■ Exercise directions
In the listing below, pick out lines with "name".
— start of Input for this task —
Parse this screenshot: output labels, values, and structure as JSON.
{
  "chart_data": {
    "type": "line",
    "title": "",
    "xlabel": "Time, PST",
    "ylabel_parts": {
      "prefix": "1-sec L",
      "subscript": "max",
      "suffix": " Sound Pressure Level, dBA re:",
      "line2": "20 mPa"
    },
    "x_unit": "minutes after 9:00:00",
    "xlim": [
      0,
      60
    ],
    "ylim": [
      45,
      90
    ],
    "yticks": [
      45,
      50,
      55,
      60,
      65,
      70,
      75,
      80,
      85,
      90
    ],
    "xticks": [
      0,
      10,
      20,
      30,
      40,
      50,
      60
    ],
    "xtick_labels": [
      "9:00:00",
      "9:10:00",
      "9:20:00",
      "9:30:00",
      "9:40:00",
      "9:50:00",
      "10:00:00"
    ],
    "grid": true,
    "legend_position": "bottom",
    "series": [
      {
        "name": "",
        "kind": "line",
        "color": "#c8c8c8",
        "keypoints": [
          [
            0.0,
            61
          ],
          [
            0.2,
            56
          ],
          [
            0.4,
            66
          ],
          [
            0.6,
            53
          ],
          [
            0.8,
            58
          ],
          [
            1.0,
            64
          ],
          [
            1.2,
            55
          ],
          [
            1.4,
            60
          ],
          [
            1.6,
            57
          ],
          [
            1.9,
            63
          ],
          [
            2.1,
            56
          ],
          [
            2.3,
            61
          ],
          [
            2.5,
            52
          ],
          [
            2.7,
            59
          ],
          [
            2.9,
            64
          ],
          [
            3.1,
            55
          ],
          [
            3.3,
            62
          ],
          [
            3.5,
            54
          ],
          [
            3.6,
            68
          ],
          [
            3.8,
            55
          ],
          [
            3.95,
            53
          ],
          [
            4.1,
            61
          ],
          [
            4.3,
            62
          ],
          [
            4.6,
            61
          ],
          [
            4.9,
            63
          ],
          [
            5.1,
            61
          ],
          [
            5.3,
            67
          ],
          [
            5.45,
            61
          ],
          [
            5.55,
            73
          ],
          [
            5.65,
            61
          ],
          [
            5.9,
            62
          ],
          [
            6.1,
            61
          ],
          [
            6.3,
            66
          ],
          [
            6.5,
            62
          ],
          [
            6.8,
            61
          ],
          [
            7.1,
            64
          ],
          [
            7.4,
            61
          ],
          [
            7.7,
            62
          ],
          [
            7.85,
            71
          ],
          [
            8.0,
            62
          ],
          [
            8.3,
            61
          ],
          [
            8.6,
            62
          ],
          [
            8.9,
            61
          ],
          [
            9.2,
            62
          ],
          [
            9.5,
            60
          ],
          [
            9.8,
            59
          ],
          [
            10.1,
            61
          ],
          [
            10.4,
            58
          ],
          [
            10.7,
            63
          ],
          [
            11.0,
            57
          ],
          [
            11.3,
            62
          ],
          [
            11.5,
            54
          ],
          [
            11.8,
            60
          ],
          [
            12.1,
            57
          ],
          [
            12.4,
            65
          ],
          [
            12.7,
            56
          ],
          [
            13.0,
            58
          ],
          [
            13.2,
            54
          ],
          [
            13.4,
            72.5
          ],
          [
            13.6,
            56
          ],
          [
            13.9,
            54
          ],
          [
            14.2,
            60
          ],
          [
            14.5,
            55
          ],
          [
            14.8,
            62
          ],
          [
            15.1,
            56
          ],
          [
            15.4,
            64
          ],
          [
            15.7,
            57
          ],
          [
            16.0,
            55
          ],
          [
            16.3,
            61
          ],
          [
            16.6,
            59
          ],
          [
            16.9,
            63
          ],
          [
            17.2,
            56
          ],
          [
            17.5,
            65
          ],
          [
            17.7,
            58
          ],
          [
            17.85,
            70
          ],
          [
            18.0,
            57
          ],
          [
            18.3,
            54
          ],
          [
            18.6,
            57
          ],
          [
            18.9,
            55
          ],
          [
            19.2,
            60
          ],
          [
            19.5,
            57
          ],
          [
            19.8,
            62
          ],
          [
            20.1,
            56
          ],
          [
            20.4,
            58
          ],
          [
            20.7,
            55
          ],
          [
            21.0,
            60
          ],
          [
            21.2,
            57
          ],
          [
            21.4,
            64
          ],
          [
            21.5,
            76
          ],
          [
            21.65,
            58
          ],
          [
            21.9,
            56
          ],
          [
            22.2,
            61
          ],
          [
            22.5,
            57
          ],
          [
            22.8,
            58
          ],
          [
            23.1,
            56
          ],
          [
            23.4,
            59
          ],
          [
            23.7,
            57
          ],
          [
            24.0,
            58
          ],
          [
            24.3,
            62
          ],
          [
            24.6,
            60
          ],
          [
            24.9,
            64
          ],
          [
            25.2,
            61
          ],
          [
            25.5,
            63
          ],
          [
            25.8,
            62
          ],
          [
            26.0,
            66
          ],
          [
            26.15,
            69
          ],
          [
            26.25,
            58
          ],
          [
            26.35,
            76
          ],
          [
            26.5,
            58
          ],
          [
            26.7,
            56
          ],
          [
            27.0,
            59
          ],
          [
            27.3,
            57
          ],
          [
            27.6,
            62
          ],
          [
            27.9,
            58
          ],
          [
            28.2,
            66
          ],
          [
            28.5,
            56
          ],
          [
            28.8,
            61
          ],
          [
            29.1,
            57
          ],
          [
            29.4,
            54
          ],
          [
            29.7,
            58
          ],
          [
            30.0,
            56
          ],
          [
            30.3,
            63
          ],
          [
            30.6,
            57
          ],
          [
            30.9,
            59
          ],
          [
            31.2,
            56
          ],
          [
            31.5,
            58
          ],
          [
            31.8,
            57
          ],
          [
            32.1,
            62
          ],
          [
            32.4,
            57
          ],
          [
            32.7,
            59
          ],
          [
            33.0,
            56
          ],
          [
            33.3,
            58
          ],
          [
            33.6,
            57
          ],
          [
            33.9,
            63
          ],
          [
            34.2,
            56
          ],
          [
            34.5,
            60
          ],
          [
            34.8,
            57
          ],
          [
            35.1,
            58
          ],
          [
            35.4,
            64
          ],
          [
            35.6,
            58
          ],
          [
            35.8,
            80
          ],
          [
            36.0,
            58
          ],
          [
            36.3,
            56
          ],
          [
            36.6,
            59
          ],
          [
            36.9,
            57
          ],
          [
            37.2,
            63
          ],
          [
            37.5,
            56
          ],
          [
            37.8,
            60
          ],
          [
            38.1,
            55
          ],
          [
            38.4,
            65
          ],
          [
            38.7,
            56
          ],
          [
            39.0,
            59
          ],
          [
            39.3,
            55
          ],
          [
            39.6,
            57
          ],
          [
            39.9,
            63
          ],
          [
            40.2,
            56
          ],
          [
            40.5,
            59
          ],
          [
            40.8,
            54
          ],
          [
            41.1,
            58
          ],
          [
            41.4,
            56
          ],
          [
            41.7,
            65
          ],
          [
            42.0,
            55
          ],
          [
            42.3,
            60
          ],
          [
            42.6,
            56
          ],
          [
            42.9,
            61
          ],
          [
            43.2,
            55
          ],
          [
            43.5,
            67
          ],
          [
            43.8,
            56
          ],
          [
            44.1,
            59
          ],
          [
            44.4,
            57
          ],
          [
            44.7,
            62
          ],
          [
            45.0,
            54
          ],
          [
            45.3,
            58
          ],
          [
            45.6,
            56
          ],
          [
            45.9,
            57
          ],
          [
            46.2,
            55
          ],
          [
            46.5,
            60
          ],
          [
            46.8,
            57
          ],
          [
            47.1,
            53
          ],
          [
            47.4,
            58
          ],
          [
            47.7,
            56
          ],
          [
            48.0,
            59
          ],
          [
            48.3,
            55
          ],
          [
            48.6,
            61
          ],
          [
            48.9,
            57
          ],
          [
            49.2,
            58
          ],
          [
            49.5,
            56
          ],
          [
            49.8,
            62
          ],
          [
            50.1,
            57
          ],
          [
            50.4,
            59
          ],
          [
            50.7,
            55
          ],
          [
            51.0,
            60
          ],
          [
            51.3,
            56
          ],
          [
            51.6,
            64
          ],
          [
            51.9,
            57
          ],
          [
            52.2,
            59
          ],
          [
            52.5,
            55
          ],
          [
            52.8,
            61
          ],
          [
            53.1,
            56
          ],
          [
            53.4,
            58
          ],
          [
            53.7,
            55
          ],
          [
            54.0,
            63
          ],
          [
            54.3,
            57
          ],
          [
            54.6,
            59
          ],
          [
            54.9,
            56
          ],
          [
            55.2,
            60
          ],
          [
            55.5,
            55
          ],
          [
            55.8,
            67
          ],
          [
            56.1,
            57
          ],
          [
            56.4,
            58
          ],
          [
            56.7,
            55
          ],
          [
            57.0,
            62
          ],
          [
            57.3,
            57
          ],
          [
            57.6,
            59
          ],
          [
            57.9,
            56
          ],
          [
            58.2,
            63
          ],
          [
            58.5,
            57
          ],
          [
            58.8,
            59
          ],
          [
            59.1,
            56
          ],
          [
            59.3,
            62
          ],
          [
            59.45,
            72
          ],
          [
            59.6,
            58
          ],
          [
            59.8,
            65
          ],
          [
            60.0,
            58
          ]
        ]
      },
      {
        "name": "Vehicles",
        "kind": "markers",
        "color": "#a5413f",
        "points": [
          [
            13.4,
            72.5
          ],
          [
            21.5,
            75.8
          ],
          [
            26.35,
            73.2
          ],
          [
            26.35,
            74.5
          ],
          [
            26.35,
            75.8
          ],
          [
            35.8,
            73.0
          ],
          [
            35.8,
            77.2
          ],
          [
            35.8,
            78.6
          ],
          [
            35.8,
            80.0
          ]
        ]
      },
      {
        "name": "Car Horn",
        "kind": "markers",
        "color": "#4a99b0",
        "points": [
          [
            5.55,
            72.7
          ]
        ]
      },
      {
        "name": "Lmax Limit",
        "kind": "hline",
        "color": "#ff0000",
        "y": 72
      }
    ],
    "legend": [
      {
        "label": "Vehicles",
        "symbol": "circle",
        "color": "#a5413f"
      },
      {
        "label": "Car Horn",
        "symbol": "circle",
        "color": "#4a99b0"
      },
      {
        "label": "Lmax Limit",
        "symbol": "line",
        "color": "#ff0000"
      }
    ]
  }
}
— end of Input for this task —
■ Expected output
        "name": "",
        "name": "Vehicles",
        "name": "Car Horn",
        "name": "Lmax Limit",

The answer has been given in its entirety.